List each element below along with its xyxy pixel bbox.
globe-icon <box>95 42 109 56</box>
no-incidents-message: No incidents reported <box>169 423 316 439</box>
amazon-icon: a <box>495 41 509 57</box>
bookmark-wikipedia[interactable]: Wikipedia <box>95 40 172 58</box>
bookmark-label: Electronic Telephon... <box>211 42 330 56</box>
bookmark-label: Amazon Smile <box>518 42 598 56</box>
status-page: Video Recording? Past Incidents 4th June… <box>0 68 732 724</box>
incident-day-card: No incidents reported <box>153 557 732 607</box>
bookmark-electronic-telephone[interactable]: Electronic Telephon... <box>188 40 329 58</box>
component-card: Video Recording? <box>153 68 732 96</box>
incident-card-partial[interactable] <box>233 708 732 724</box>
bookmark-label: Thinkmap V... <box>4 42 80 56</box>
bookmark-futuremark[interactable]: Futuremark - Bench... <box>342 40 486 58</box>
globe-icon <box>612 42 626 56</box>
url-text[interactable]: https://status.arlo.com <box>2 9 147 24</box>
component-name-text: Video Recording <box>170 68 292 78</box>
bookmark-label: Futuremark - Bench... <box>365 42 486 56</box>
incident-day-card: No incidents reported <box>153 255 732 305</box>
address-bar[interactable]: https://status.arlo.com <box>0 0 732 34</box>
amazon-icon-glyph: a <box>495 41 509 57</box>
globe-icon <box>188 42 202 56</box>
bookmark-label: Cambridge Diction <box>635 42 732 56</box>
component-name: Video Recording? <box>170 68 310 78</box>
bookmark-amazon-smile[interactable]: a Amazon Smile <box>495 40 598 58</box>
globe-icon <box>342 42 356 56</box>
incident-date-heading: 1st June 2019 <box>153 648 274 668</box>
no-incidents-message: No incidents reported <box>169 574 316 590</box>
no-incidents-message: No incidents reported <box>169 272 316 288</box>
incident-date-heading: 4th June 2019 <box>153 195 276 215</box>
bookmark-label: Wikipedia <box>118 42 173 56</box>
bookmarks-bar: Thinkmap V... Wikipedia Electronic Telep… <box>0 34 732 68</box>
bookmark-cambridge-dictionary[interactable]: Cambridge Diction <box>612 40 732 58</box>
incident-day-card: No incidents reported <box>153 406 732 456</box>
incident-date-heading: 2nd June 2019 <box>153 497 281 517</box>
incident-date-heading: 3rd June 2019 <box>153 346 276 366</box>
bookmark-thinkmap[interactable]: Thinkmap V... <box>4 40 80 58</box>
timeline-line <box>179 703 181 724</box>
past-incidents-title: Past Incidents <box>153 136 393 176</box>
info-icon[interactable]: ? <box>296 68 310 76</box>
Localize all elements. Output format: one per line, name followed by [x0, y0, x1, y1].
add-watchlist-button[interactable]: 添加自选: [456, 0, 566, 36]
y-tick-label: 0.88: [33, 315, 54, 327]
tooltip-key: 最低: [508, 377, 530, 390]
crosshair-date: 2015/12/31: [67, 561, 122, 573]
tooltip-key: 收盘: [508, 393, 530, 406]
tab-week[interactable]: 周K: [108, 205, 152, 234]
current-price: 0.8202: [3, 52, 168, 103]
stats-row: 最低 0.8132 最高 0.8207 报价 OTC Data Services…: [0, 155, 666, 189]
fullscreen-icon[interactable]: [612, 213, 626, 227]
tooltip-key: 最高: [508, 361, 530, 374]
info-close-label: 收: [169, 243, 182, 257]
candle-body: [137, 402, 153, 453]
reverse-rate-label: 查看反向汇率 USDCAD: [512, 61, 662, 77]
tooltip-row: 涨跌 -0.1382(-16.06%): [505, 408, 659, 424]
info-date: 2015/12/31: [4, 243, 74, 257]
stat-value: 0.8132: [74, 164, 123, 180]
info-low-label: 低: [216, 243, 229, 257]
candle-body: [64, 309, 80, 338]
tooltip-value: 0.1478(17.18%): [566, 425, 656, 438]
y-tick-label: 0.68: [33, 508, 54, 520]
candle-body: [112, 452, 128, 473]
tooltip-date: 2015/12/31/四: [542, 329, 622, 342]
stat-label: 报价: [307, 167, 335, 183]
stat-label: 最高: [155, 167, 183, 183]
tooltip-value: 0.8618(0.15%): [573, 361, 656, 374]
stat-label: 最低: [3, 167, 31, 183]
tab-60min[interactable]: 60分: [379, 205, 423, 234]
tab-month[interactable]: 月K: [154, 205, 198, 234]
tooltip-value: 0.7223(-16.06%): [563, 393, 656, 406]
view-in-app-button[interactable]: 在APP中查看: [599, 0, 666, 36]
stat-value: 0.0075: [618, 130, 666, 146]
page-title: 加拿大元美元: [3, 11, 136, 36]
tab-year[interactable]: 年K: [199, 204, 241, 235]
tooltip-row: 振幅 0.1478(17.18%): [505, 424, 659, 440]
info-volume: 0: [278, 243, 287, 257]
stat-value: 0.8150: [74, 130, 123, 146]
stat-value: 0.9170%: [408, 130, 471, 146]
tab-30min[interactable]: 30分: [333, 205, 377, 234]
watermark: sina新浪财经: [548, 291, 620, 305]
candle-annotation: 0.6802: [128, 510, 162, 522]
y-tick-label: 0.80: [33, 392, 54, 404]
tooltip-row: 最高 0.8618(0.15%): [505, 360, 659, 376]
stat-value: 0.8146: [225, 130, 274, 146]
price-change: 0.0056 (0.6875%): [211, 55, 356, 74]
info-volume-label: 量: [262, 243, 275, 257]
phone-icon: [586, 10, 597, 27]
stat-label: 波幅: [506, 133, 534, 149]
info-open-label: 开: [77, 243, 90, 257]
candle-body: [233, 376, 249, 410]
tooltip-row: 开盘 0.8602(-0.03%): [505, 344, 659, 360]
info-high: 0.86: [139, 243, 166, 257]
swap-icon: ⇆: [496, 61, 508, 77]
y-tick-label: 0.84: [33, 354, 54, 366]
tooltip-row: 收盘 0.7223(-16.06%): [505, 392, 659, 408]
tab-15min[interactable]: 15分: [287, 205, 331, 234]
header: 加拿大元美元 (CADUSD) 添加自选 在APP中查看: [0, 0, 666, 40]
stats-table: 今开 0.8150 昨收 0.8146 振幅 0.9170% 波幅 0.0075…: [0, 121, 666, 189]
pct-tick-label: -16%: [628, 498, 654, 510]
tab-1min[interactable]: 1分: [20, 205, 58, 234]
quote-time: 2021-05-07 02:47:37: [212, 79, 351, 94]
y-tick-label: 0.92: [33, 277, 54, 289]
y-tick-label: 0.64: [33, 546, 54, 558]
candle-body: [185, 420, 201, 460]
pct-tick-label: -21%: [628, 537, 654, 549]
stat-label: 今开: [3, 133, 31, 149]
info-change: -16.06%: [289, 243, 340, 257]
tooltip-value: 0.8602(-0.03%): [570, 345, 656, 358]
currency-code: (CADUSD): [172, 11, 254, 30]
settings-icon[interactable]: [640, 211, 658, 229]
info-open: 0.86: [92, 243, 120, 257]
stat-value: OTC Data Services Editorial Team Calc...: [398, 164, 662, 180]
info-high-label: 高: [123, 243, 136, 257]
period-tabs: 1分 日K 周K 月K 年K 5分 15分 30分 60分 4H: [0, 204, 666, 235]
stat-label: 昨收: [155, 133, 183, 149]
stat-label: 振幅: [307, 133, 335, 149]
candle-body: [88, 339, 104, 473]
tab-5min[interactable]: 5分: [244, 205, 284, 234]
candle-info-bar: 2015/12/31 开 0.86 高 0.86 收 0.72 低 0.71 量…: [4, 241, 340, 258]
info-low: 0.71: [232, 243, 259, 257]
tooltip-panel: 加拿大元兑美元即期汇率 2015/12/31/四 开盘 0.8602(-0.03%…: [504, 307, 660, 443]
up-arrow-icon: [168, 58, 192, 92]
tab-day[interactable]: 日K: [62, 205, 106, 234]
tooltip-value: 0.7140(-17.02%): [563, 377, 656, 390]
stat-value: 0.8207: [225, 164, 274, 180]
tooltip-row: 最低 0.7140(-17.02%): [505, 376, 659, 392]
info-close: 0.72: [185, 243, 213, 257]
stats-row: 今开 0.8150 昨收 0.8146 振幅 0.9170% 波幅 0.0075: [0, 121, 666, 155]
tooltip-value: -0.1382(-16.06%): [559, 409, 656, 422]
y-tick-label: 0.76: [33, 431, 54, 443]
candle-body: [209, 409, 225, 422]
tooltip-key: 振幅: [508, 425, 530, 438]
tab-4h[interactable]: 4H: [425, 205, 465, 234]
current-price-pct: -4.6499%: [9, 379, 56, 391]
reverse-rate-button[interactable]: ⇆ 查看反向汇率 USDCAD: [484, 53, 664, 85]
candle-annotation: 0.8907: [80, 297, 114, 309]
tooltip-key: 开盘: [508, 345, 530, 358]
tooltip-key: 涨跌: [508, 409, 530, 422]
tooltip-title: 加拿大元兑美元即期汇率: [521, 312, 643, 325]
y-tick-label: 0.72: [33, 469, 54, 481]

* * *

Written instruction — Pull out the lines of the items word for word, starting with the very first line and stopping after the line that contains "incident-day-card: No incidents reported <box>153 255", with that line included.

Written solution —
List each element below along with its xyxy pixel bbox.
globe-icon <box>95 42 109 56</box>
no-incidents-message: No incidents reported <box>169 423 316 439</box>
amazon-icon: a <box>495 41 509 57</box>
bookmark-wikipedia[interactable]: Wikipedia <box>95 40 172 58</box>
bookmark-label: Electronic Telephon... <box>211 42 330 56</box>
bookmark-label: Amazon Smile <box>518 42 598 56</box>
status-page: Video Recording? Past Incidents 4th June… <box>0 68 732 724</box>
incident-day-card: No incidents reported <box>153 557 732 607</box>
bookmark-electronic-telephone[interactable]: Electronic Telephon... <box>188 40 329 58</box>
component-card: Video Recording? <box>153 68 732 96</box>
incident-card-partial[interactable] <box>233 708 732 724</box>
bookmark-label: Thinkmap V... <box>4 42 80 56</box>
bookmark-futuremark[interactable]: Futuremark - Bench... <box>342 40 486 58</box>
globe-icon <box>612 42 626 56</box>
url-text[interactable]: https://status.arlo.com <box>2 9 147 24</box>
component-name-text: Video Recording <box>170 68 292 78</box>
bookmark-label: Futuremark - Bench... <box>365 42 486 56</box>
incident-day-card: No incidents reported <box>153 255 732 305</box>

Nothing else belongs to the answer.